## start DATASET

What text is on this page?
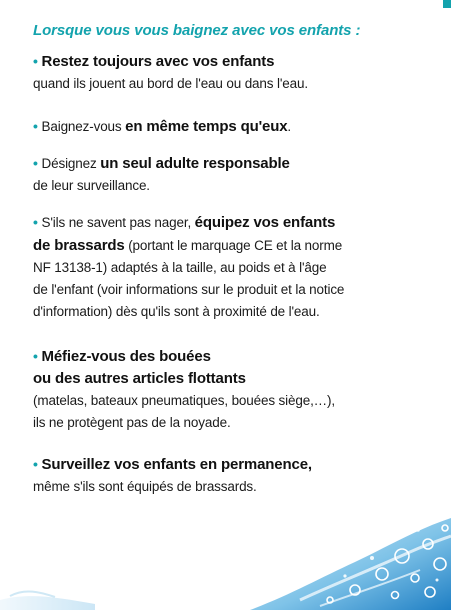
Lorsque vous vous baignez avec vos enfants :
• Restez toujours avec vos enfants
quand ils jouent au bord de l'eau ou dans l'eau.
• Baignez-vous en même temps qu'eux.
• Désignez un seul adulte responsable
de leur surveillance.
• S'ils ne savent pas nager, équipez vos enfants
de brassards (portant le marquage CE et la norme
NF 13138-1) adaptés à la taille, au poids et à l'âge
de l'enfant (voir informations sur le produit et la notice
d'information) dès qu'ils sont à proximité de l'eau.
• Méfiez-vous des bouées
ou des autres articles flottants
(matelas, bateaux pneumatiques, bouées siège,…),
ils ne protègent pas de la noyade.
• Surveillez vos enfants en permanence,
même s'ils sont équipés de brassards.
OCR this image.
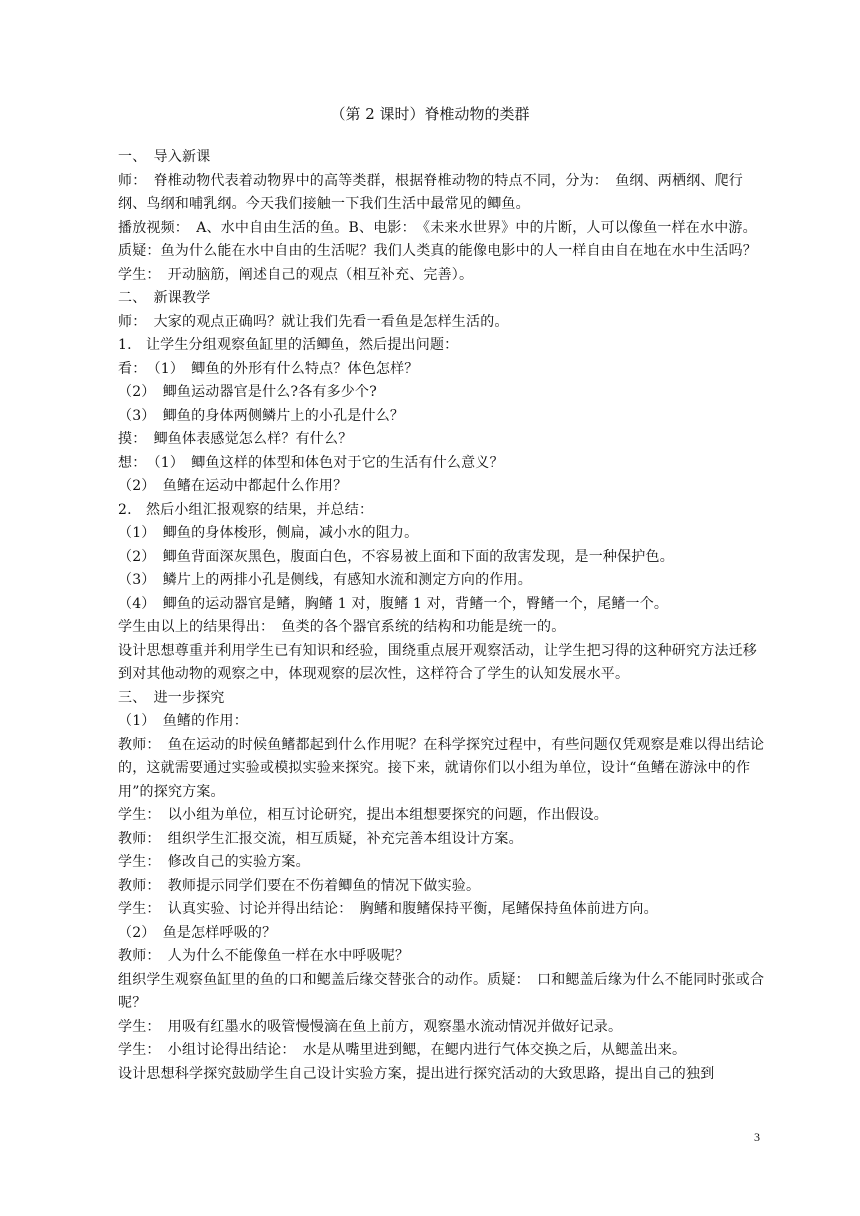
（第 2 课时）脊椎动物的类群

一、　导入新课

师：　脊椎动物代表着动物界中的高等类群，根据脊椎动物的特点不同，分为：　鱼纲、两栖纲、爬行纲、鸟纲和哺乳纲。今天我们接触一下我们生活中最常见的鲫鱼。

播放视频：　A、水中自由生活的鱼。B、电影：　《未来水世界》中的片断，人可以像鱼一样在水中游。

质疑：鱼为什么能在水中自由的生活呢？我们人类真的能像电影中的人一样自由自在地在水中生活吗？

学生：　开动脑筋，阐述自己的观点（相互补充、完善）。

二、　新课教学

师：　大家的观点正确吗？就让我们先看一看鱼是怎样生活的。

1.　让学生分组观察鱼缸里的活鲫鱼，然后提出问题：

看：　（1）　鲫鱼的外形有什么特点？体色怎样？

（2）　鲫鱼运动器官是什么?各有多少个?

（3）　鲫鱼的身体两侧鳞片上的小孔是什么？

摸：　鲫鱼体表感觉怎么样？有什么？

想：　（1）　鲫鱼这样的体型和体色对于它的生活有什么意义？

（2）　鱼鳍在运动中都起什么作用？

2.　然后小组汇报观察的结果，并总结：

（1）　鲫鱼的身体梭形，侧扁，减小水的阻力。

（2）　鲫鱼背面深灰黑色，腹面白色，不容易被上面和下面的敌害发现，是一种保护色。

（3）　鳞片上的两排小孔是侧线，有感知水流和测定方向的作用。

（4）　鲫鱼的运动器官是鳍，胸鳍 1 对，腹鳍 1 对，背鳍一个，臀鳍一个，尾鳍一个。

学生由以上的结果得出：　鱼类的各个器官系统的结构和功能是统一的。

设计思想尊重并利用学生已有知识和经验，围绕重点展开观察活动，让学生把习得的这种研究方法迁移到对其他动物的观察之中，体现观察的层次性，这样符合了学生的认知发展水平。

三、　进一步探究

（1）　鱼鳍的作用：

教师：　鱼在运动的时候鱼鳍都起到什么作用呢？在科学探究过程中，有些问题仅凭观察是难以得出结论的，这就需要通过实验或模拟实验来探究。接下来，就请你们以小组为单位，设计“鱼鳍在游泳中的作用”的探究方案。

学生：　以小组为单位，相互讨论研究，提出本组想要探究的问题，作出假设。

教师：　组织学生汇报交流，相互质疑，补充完善本组设计方案。

学生：　修改自己的实验方案。

教师：　教师提示同学们要在不伤着鲫鱼的情况下做实验。

学生：　认真实验、讨论并得出结论：　胸鳍和腹鳍保持平衡，尾鳍保持鱼体前进方向。

（2）　鱼是怎样呼吸的？

教师：　人为什么不能像鱼一样在水中呼吸呢？

组织学生观察鱼缸里的鱼的口和鳃盖后缘交替张合的动作。质疑：　口和鳃盖后缘为什么不能同时张或合呢？

学生：　用吸有红墨水的吸管慢慢滴在鱼上前方，观察墨水流动情况并做好记录。

学生：　小组讨论得出结论：　水是从嘴里进到鳃，在鳃内进行气体交换之后，从鳃盖出来。

设计思想科学探究鼓励学生自己设计实验方案，提出进行探究活动的大致思路，提出自己的独到

3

## end DATASET

TASK BRIEF ▸ Without the pictures, restate all of the entries above verbatim.

ANSWER IN FULL ▸
What text is on this page?
Lorsque vous vous baignez avec vos enfants :
• Restez toujours avec vos enfants
quand ils jouent au bord de l'eau ou dans l'eau.
• Baignez-vous en même temps qu'eux.
• Désignez un seul adulte responsable
de leur surveillance.
• S'ils ne savent pas nager, équipez vos enfants
de brassards (portant le marquage CE et la norme
NF 13138-1) adaptés à la taille, au poids et à l'âge
de l'enfant (voir informations sur le produit et la notice
d'information) dès qu'ils sont à proximité de l'eau.
• Méfiez-vous des bouées
ou des autres articles flottants
(matelas, bateaux pneumatiques, bouées siège,…),
ils ne protègent pas de la noyade.
• Surveillez vos enfants en permanence,
même s'ils sont équipés de brassards.
OCR this image.
（第 2 课时）脊椎动物的类群

一、　导入新课

师：　脊椎动物代表着动物界中的高等类群，根据脊椎动物的特点不同，分为：　鱼纲、两栖纲、爬行纲、鸟纲和哺乳纲。今天我们接触一下我们生活中最常见的鲫鱼。

播放视频：　A、水中自由生活的鱼。B、电影：　《未来水世界》中的片断，人可以像鱼一样在水中游。

质疑：鱼为什么能在水中自由的生活呢？我们人类真的能像电影中的人一样自由自在地在水中生活吗？

学生：　开动脑筋，阐述自己的观点（相互补充、完善）。

二、　新课教学

师：　大家的观点正确吗？就让我们先看一看鱼是怎样生活的。

1.　让学生分组观察鱼缸里的活鲫鱼，然后提出问题：

看：　（1）　鲫鱼的外形有什么特点？体色怎样？

（2）　鲫鱼运动器官是什么?各有多少个?

（3）　鲫鱼的身体两侧鳞片上的小孔是什么？

摸：　鲫鱼体表感觉怎么样？有什么？

想：　（1）　鲫鱼这样的体型和体色对于它的生活有什么意义？

（2）　鱼鳍在运动中都起什么作用？

2.　然后小组汇报观察的结果，并总结：

（1）　鲫鱼的身体梭形，侧扁，减小水的阻力。

（2）　鲫鱼背面深灰黑色，腹面白色，不容易被上面和下面的敌害发现，是一种保护色。

（3）　鳞片上的两排小孔是侧线，有感知水流和测定方向的作用。

（4）　鲫鱼的运动器官是鳍，胸鳍 1 对，腹鳍 1 对，背鳍一个，臀鳍一个，尾鳍一个。

学生由以上的结果得出：　鱼类的各个器官系统的结构和功能是统一的。

设计思想尊重并利用学生已有知识和经验，围绕重点展开观察活动，让学生把习得的这种研究方法迁移到对其他动物的观察之中，体现观察的层次性，这样符合了学生的认知发展水平。

三、　进一步探究

（1）　鱼鳍的作用：

教师：　鱼在运动的时候鱼鳍都起到什么作用呢？在科学探究过程中，有些问题仅凭观察是难以得出结论的，这就需要通过实验或模拟实验来探究。接下来，就请你们以小组为单位，设计“鱼鳍在游泳中的作用”的探究方案。

学生：　以小组为单位，相互讨论研究，提出本组想要探究的问题，作出假设。

教师：　组织学生汇报交流，相互质疑，补充完善本组设计方案。

学生：　修改自己的实验方案。

教师：　教师提示同学们要在不伤着鲫鱼的情况下做实验。

学生：　认真实验、讨论并得出结论：　胸鳍和腹鳍保持平衡，尾鳍保持鱼体前进方向。

（2）　鱼是怎样呼吸的？

教师：　人为什么不能像鱼一样在水中呼吸呢？

组织学生观察鱼缸里的鱼的口和鳃盖后缘交替张合的动作。质疑：　口和鳃盖后缘为什么不能同时张或合呢？

学生：　用吸有红墨水的吸管慢慢滴在鱼上前方，观察墨水流动情况并做好记录。

学生：　小组讨论得出结论：　水是从嘴里进到鳃，在鳃内进行气体交换之后，从鳃盖出来。

设计思想科学探究鼓励学生自己设计实验方案，提出进行探究活动的大致思路，提出自己的独到

3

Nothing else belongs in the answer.